◆ 作業指示 ◆
- A) 抜粋本文について、次の問いに答えてください。
(i) 生成AIの関連市場規模は、2030年にいくらに達すると見込まれていますか。
(ii) 6月11日の見学会・体験会には何名が参加しましたか。
(iii) CVTは何の略ですか。
- B) 抜粋本文から、「綜合キャリアトラスト、生成AI活用業務・職域創出へ」から「T事業などを展開しています。」までをすべて、一字も変えずに抜き出してください。

◆ 抜粋本文 ◆
_ _ _ _ _ _ _
綜合キャリアトラスト、生成AI活用業務・職域創出へ

近年発展が目覚ましい生成AIについて、その関連市場規模は2023年時点で1,188億円、2030年には1兆7,774億円に達すると見込まれています。※

こうした中で、株式会社綜合キャリアトラスト(東京都港区、以下、綜合キャリアトラスト)は、4月に開設した池袋事業所において生成AI活用による業務効率化を前提とする障害者雇用を開始。6月11日には障害のある求職者を対象に見学会・体験会を開催し、3名の参加者が生成AIを活用した資料作成などを体験しました。

綜合キャリアトラストは、人材派遣事業やBPO事業などを展開するキャムコムグループの特例子会社です。上野や長野など全国に事業所を構え、就労移行支援・就労定着支援事業のSAKURA事業、顧客企業の障害者雇用を支援するトラスト事業、グループ会社や外部から業務を請け負うCVT事業などを展開しています。

今回、生成AIを活用した職域の開発を進めているのは、CVT事業部。CVTとは「Create Value Team」の略で、障害のある社員がチームとして価値を生み出していくことを意味します。
_ _ _ _ _ _ _
◆ 提供情報 ◆

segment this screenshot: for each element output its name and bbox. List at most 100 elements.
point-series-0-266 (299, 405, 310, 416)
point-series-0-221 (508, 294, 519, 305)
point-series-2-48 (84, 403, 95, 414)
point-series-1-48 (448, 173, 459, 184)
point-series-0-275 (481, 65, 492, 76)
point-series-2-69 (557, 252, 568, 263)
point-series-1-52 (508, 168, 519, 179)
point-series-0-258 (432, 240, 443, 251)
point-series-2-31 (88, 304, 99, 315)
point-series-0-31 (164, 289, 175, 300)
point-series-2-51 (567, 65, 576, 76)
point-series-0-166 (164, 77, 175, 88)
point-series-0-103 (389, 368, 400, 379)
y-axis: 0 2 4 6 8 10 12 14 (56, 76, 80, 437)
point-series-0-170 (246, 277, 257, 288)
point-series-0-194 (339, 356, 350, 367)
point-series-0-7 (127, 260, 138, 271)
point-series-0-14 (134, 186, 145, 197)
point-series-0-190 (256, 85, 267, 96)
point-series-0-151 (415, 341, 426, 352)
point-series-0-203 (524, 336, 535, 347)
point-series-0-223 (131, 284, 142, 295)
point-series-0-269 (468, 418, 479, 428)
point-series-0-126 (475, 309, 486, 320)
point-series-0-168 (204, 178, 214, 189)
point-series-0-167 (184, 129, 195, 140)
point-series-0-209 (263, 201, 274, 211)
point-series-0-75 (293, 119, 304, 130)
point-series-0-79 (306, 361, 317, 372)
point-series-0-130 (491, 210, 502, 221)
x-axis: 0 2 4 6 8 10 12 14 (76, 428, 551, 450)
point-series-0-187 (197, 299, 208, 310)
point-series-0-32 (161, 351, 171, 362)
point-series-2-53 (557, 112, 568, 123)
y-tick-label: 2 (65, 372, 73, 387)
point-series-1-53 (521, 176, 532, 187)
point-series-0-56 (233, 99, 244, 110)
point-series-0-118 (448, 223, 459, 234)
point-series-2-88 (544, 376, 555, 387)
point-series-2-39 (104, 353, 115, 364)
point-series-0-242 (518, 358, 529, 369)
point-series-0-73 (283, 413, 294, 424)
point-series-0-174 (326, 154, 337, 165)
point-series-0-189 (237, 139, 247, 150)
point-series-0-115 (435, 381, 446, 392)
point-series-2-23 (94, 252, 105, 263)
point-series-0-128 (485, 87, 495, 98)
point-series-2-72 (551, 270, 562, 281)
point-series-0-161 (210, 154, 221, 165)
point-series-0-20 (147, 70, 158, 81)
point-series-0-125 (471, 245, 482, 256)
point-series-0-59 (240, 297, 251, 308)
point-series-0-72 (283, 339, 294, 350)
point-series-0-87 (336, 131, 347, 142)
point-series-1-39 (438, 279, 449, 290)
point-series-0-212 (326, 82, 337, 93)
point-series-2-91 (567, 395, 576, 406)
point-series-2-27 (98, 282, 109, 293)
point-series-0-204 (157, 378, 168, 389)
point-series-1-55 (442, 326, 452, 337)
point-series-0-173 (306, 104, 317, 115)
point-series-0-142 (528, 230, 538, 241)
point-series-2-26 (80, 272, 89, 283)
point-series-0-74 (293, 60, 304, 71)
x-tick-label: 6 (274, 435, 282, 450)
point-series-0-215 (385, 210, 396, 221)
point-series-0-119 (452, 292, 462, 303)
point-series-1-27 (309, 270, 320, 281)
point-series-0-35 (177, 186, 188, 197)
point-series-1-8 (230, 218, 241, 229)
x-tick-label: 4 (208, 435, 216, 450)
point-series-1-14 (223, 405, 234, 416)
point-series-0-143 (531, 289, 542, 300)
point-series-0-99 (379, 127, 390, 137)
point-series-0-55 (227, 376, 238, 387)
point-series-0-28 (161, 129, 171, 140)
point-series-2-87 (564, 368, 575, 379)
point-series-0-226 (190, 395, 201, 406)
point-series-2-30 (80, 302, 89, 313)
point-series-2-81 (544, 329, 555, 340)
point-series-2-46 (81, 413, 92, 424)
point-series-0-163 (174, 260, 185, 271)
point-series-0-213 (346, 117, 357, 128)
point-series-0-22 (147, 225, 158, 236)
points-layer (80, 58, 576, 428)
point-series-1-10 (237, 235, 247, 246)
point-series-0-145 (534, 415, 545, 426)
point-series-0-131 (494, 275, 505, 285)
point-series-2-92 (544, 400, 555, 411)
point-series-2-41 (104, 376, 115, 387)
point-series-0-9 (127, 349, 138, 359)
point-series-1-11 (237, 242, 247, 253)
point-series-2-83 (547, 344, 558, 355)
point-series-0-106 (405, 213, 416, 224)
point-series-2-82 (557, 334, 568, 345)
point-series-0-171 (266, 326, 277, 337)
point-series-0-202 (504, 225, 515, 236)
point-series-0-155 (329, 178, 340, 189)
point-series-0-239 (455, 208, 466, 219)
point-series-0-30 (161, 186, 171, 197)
_ _ _ _ _ _ _
◆ 解答 ◆
- A)
(i) 1兆7,774億円
(ii) 3名
(iii) Create Value Team

- B)
綜合キャリアトラスト、生成AI活用業務・職域創出へ

近年発展が目覚ましい生成AIについて、その関連市場規模は2023年時点で1,188億円、2030年には1兆7,774億円に達すると見込まれています。※

こうした中で、株式会社綜合キャリアトラスト(東京都港区、以下、綜合キャリアトラスト)は、4月に開設した池袋事業所において生成AI活用による業務効率化を前提とする障害者雇用を開始。6月11日には障害のある求職者を対象に見学会・体験会を開催し、3名の参加者が生成AIを活用した資料作成などを体験しました。

綜合キャリアトラストは、人材派遣事業やBPO事業などを展開するキャムコムグループの特例子会社です。上野や長野など全国に事業所を構え、就労移行支援・就労定着支援事業のSAKURA事業、顧客企業の障害者雇用を支援するトラスト事業、グループ会社や外部から業務を請け負うCVT事業などを展開しています。